## OBJECTIVE
In this exercise, return the whole listing exactly, excluding any images.

——

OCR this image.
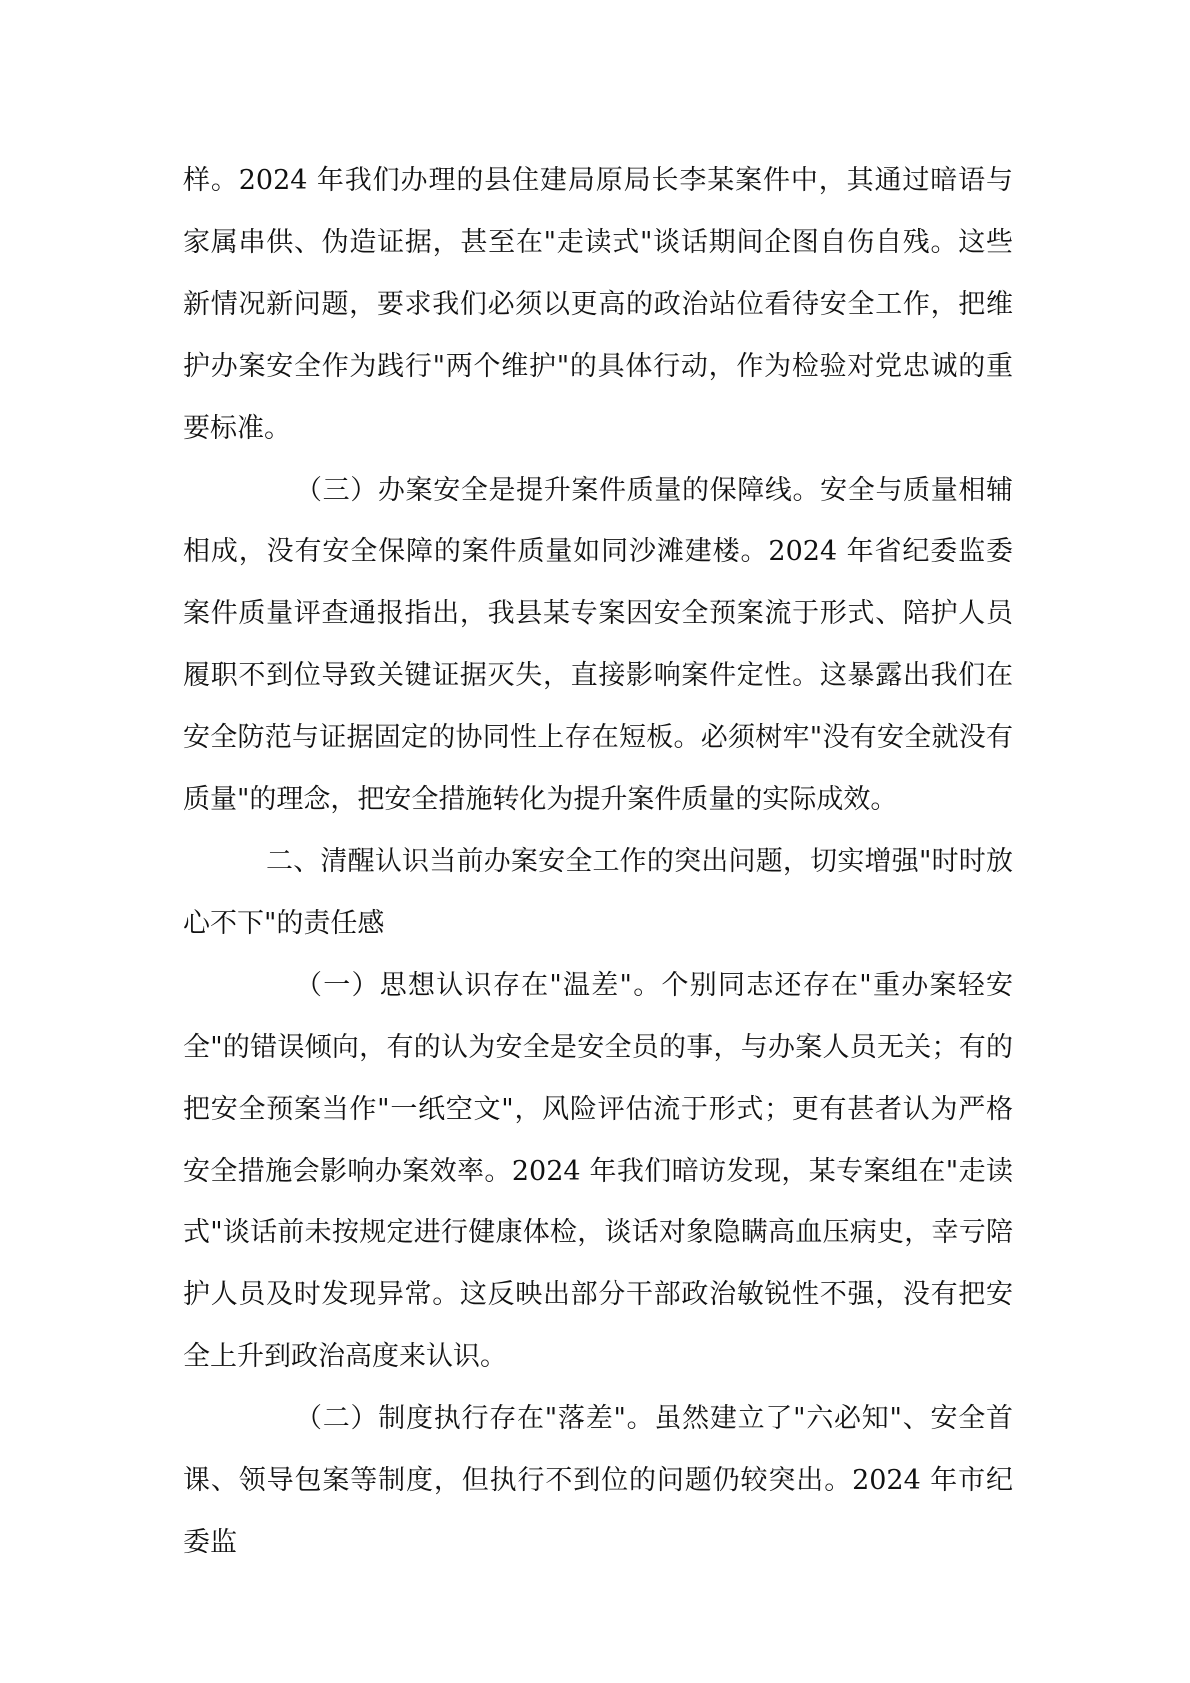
样。2024 年我们办理的县住建局原局长李某案件中，其通过暗语与家属串供、伪造证据，甚至在"走读式"谈话期间企图自伤自残。这些新情况新问题，要求我们必须以更高的政治站位看待安全工作，把维护办案安全作为践行"两个维护"的具体行动，作为检验对党忠诚的重要标准。

（三）办案安全是提升案件质量的保障线。安全与质量相辅相成，没有安全保障的案件质量如同沙滩建楼。2024 年省纪委监委案件质量评查通报指出，我县某专案因安全预案流于形式、陪护人员履职不到位导致关键证据灭失，直接影响案件定性。这暴露出我们在安全防范与证据固定的协同性上存在短板。必须树牢"没有安全就没有质量"的理念，把安全措施转化为提升案件质量的实际成效。

二、清醒认识当前办案安全工作的突出问题，切实增强"时时放心不下"的责任感

（一）思想认识存在"温差"。个别同志还存在"重办案轻安全"的错误倾向，有的认为安全是安全员的事，与办案人员无关；有的把安全预案当作"一纸空文"，风险评估流于形式；更有甚者认为严格安全措施会影响办案效率。2024 年我们暗访发现，某专案组在"走读式"谈话前未按规定进行健康体检，谈话对象隐瞒高血压病史，幸亏陪护人员及时发现异常。这反映出部分干部政治敏锐性不强，没有把安全上升到政治高度来认识。

（二）制度执行存在"落差"。虽然建立了"六必知"、安全首课、领导包案等制度，但执行不到位的问题仍较突出。2024 年市纪委监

——

## RESULT BELOW
OCR this image.
样。2024 年我们办理的县住建局原局长李某案件中，其通过暗语与家属串供、伪造证据，甚至在"走读式"谈话期间企图自伤自残。这些新情况新问题，要求我们必须以更高的政治站位看待安全工作，把维护办案安全作为践行"两个维护"的具体行动，作为检验对党忠诚的重要标准。

（三）办案安全是提升案件质量的保障线。安全与质量相辅相成，没有安全保障的案件质量如同沙滩建楼。2024 年省纪委监委案件质量评查通报指出，我县某专案因安全预案流于形式、陪护人员履职不到位导致关键证据灭失，直接影响案件定性。这暴露出我们在安全防范与证据固定的协同性上存在短板。必须树牢"没有安全就没有质量"的理念，把安全措施转化为提升案件质量的实际成效。

二、清醒认识当前办案安全工作的突出问题，切实增强"时时放心不下"的责任感

（一）思想认识存在"温差"。个别同志还存在"重办案轻安全"的错误倾向，有的认为安全是安全员的事，与办案人员无关；有的把安全预案当作"一纸空文"，风险评估流于形式；更有甚者认为严格安全措施会影响办案效率。2024 年我们暗访发现，某专案组在"走读式"谈话前未按规定进行健康体检，谈话对象隐瞒高血压病史，幸亏陪护人员及时发现异常。这反映出部分干部政治敏锐性不强，没有把安全上升到政治高度来认识。

（二）制度执行存在"落差"。虽然建立了"六必知"、安全首课、领导包案等制度，但执行不到位的问题仍较突出。2024 年市纪委监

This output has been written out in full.